=== TASK INPUT ===

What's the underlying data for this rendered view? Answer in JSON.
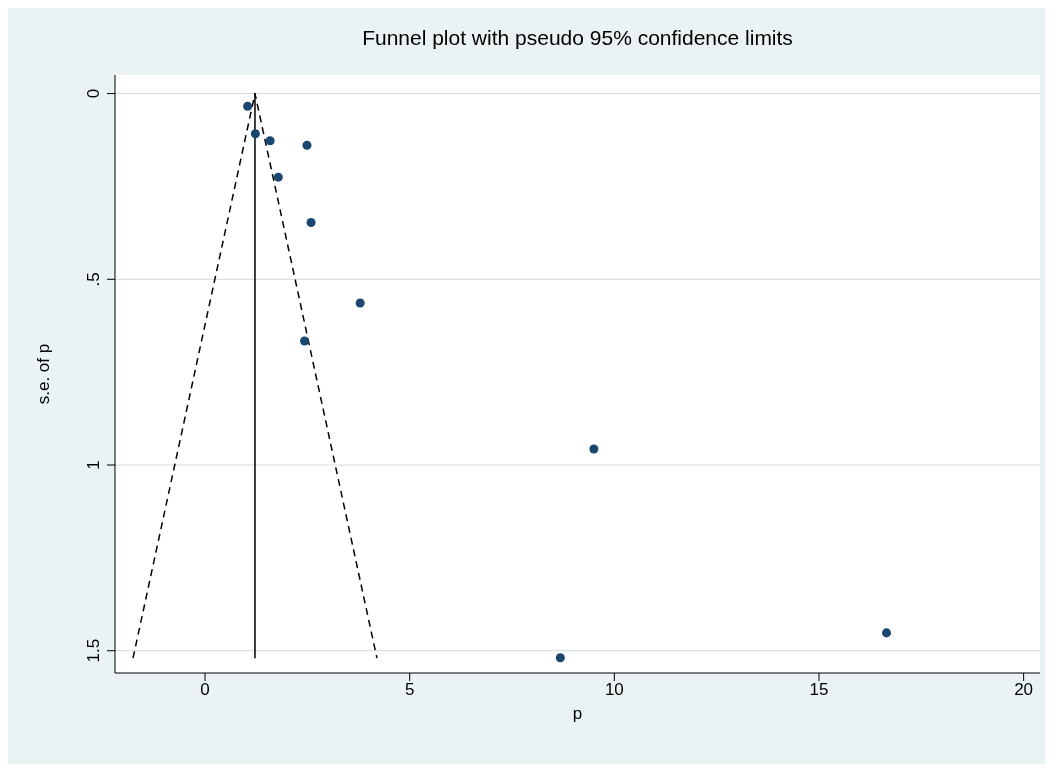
{
  "chart_data": {
    "type": "scatter",
    "title": "Funnel plot with pseudo 95% confidence limits",
    "xlabel": "p",
    "ylabel": "s.e. of p",
    "xlim": [
      -2.2,
      20.4
    ],
    "xticks": [
      0,
      5,
      10,
      15,
      20
    ],
    "ylim": [
      1.56,
      -0.05
    ],
    "yticks": [
      0,
      {
        "value": 0.5,
        "label": ".5"
      },
      1,
      1.5
    ],
    "grid": "y",
    "series": [
      {
        "type": "line",
        "color": "#000000",
        "line_style": "dashed",
        "x": [
          -1.76,
          1.22,
          4.2
        ],
        "values": [
          1.52,
          0,
          1.52
        ]
      },
      {
        "type": "line",
        "color": "#000000",
        "line_style": "solid",
        "x": [
          1.22,
          1.22
        ],
        "values": [
          0,
          1.52
        ]
      },
      {
        "marker": "circle",
        "color": "#1a476f",
        "x": [
          1.04,
          1.23,
          1.59,
          2.49,
          1.79,
          2.59,
          3.79,
          2.43,
          9.5,
          8.68,
          16.65
        ],
        "values": [
          0.034,
          0.108,
          0.127,
          0.139,
          0.225,
          0.347,
          0.564,
          0.666,
          0.957,
          1.519,
          1.452
        ]
      }
    ]
  }
}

===

- _WHAT YOU SHOULD DO_: Pictures stay out of the copy; please restate every record above exactly.

- _SOLUTION TO THE EXERCISE_:
What's the underlying data for this rendered view? Answer in JSON.
{
  "chart_data": {
    "type": "scatter",
    "title": "Funnel plot with pseudo 95% confidence limits",
    "xlabel": "p",
    "ylabel": "s.e. of p",
    "xlim": [
      -2.2,
      20.4
    ],
    "xticks": [
      0,
      5,
      10,
      15,
      20
    ],
    "ylim": [
      1.56,
      -0.05
    ],
    "yticks": [
      0,
      {
        "value": 0.5,
        "label": ".5"
      },
      1,
      1.5
    ],
    "grid": "y",
    "series": [
      {
        "type": "line",
        "color": "#000000",
        "line_style": "dashed",
        "x": [
          -1.76,
          1.22,
          4.2
        ],
        "values": [
          1.52,
          0,
          1.52
        ]
      },
      {
        "type": "line",
        "color": "#000000",
        "line_style": "solid",
        "x": [
          1.22,
          1.22
        ],
        "values": [
          0,
          1.52
        ]
      },
      {
        "marker": "circle",
        "color": "#1a476f",
        "x": [
          1.04,
          1.23,
          1.59,
          2.49,
          1.79,
          2.59,
          3.79,
          2.43,
          9.5,
          8.68,
          16.65
        ],
        "values": [
          0.034,
          0.108,
          0.127,
          0.139,
          0.225,
          0.347,
          0.564,
          0.666,
          0.957,
          1.519,
          1.452
        ]
      }
    ]
  }
}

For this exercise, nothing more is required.